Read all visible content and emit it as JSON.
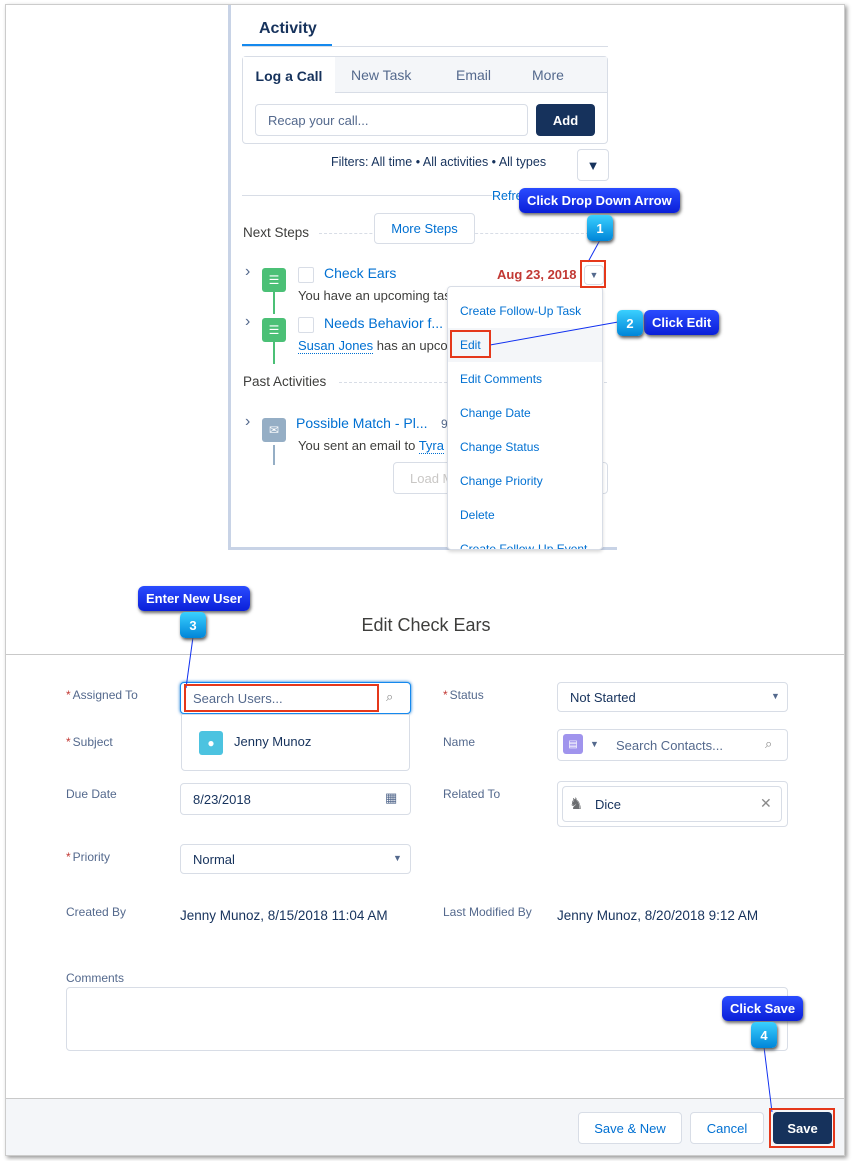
{
  "activity": {
    "title": "Activity",
    "tabs": [
      {
        "label": "Log a Call"
      },
      {
        "label": "New Task"
      },
      {
        "label": "Email"
      },
      {
        "label": "More"
      }
    ],
    "recap_placeholder": "Recap your call...",
    "add_label": "Add",
    "filters": "Filters: All time • All activities • All types",
    "refresh": "Refresh",
    "next_steps": "Next Steps",
    "more_steps": "More Steps",
    "items": [
      {
        "title": "Check Ears",
        "date": "Aug 23, 2018",
        "desc": "You have an upcoming task"
      },
      {
        "title": "Needs Behavior f...",
        "who": "Susan Jones",
        "desc": " has an upcoming"
      }
    ],
    "past_activities": "Past Activities",
    "past": [
      {
        "title": "Possible Match - Pl...",
        "meta": "9",
        "desc": "You sent an email to ",
        "who": "Tyra"
      }
    ],
    "load_more": "Load More"
  },
  "menu": {
    "items": [
      "Create Follow-Up Task",
      "Edit",
      "Edit Comments",
      "Change Date",
      "Change Status",
      "Change Priority",
      "Delete",
      "Create Follow-Up Event"
    ]
  },
  "callouts": [
    {
      "num": "1",
      "text": "Click Drop Down Arrow"
    },
    {
      "num": "2",
      "text": "Click Edit"
    },
    {
      "num": "3",
      "text": "Enter New User"
    },
    {
      "num": "4",
      "text": "Click Save"
    }
  ],
  "modal": {
    "title": "Edit Check Ears",
    "assigned_to": {
      "label": "Assigned To",
      "placeholder": "Search Users..."
    },
    "suggestion": "Jenny Munoz",
    "subject": {
      "label": "Subject"
    },
    "due_date": {
      "label": "Due Date",
      "value": "8/23/2018"
    },
    "priority": {
      "label": "Priority",
      "value": "Normal"
    },
    "created_by": {
      "label": "Created By",
      "value": "Jenny Munoz, 8/15/2018 11:04 AM"
    },
    "status": {
      "label": "Status",
      "value": "Not Started"
    },
    "name": {
      "label": "Name",
      "placeholder": "Search Contacts..."
    },
    "related_to": {
      "label": "Related To",
      "value": "Dice"
    },
    "last_modified_by": {
      "label": "Last Modified By",
      "value": "Jenny Munoz, 8/20/2018 9:12 AM"
    },
    "comments": {
      "label": "Comments",
      "value": ""
    },
    "footer": {
      "save_new": "Save & New",
      "cancel": "Cancel",
      "save": "Save"
    }
  },
  "colors": {
    "brand": "#16325c",
    "link": "#0070d2",
    "task_green": "#4bc076",
    "overdue_red": "#c23934",
    "highlight": "#e5381b",
    "callout_blue": "#1030f0"
  }
}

****

[EXERCISE INSTRUCTIONS]: Reproduce every entry word for word, but omit the pictures.

[FULL OUTPUT]:
Read all visible content and emit it as JSON.
{
  "activity": {
    "title": "Activity",
    "tabs": [
      {
        "label": "Log a Call"
      },
      {
        "label": "New Task"
      },
      {
        "label": "Email"
      },
      {
        "label": "More"
      }
    ],
    "recap_placeholder": "Recap your call...",
    "add_label": "Add",
    "filters": "Filters: All time • All activities • All types",
    "refresh": "Refresh",
    "next_steps": "Next Steps",
    "more_steps": "More Steps",
    "items": [
      {
        "title": "Check Ears",
        "date": "Aug 23, 2018",
        "desc": "You have an upcoming task"
      },
      {
        "title": "Needs Behavior f...",
        "who": "Susan Jones",
        "desc": " has an upcoming"
      }
    ],
    "past_activities": "Past Activities",
    "past": [
      {
        "title": "Possible Match - Pl...",
        "meta": "9",
        "desc": "You sent an email to ",
        "who": "Tyra"
      }
    ],
    "load_more": "Load More"
  },
  "menu": {
    "items": [
      "Create Follow-Up Task",
      "Edit",
      "Edit Comments",
      "Change Date",
      "Change Status",
      "Change Priority",
      "Delete",
      "Create Follow-Up Event"
    ]
  },
  "callouts": [
    {
      "num": "1",
      "text": "Click Drop Down Arrow"
    },
    {
      "num": "2",
      "text": "Click Edit"
    },
    {
      "num": "3",
      "text": "Enter New User"
    },
    {
      "num": "4",
      "text": "Click Save"
    }
  ],
  "modal": {
    "title": "Edit Check Ears",
    "assigned_to": {
      "label": "Assigned To",
      "placeholder": "Search Users..."
    },
    "suggestion": "Jenny Munoz",
    "subject": {
      "label": "Subject"
    },
    "due_date": {
      "label": "Due Date",
      "value": "8/23/2018"
    },
    "priority": {
      "label": "Priority",
      "value": "Normal"
    },
    "created_by": {
      "label": "Created By",
      "value": "Jenny Munoz, 8/15/2018 11:04 AM"
    },
    "status": {
      "label": "Status",
      "value": "Not Started"
    },
    "name": {
      "label": "Name",
      "placeholder": "Search Contacts..."
    },
    "related_to": {
      "label": "Related To",
      "value": "Dice"
    },
    "last_modified_by": {
      "label": "Last Modified By",
      "value": "Jenny Munoz, 8/20/2018 9:12 AM"
    },
    "comments": {
      "label": "Comments",
      "value": ""
    },
    "footer": {
      "save_new": "Save & New",
      "cancel": "Cancel",
      "save": "Save"
    }
  },
  "colors": {
    "brand": "#16325c",
    "link": "#0070d2",
    "task_green": "#4bc076",
    "overdue_red": "#c23934",
    "highlight": "#e5381b",
    "callout_blue": "#1030f0"
  }
}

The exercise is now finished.